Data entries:
========================
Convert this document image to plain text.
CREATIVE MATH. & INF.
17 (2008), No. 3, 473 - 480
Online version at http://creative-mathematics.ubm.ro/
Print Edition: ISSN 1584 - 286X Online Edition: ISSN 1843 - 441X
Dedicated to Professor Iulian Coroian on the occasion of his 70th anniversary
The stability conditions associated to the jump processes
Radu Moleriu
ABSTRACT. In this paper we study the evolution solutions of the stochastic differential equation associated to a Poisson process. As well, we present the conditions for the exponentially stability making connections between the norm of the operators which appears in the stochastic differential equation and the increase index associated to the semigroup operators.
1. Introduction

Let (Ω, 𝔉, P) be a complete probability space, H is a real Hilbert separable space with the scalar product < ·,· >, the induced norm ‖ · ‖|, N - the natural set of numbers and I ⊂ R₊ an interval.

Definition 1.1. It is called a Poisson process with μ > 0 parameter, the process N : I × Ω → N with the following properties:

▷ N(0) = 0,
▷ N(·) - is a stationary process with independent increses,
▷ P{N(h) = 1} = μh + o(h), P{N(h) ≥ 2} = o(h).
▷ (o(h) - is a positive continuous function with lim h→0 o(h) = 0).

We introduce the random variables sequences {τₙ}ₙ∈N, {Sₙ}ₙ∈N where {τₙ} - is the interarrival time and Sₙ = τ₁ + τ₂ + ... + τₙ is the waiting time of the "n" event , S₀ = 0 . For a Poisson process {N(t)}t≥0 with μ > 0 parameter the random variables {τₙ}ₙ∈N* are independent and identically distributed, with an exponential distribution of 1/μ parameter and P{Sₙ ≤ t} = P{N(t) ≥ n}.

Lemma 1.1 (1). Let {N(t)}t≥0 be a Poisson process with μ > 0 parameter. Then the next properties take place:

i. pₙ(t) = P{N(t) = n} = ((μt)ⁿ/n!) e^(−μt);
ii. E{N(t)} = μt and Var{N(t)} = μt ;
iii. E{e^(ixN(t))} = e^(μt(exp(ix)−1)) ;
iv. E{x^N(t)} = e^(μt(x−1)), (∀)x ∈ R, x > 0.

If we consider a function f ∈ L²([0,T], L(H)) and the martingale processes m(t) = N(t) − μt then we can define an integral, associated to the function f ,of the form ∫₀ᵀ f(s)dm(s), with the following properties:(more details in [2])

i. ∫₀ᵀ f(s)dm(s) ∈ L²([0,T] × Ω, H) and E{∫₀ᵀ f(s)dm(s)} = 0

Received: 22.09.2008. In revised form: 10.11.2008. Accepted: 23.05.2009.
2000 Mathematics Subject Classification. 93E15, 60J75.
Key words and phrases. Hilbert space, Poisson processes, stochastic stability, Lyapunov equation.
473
========================
Report how many lines of the entries hold the word "independent". Nothing else is needed.

2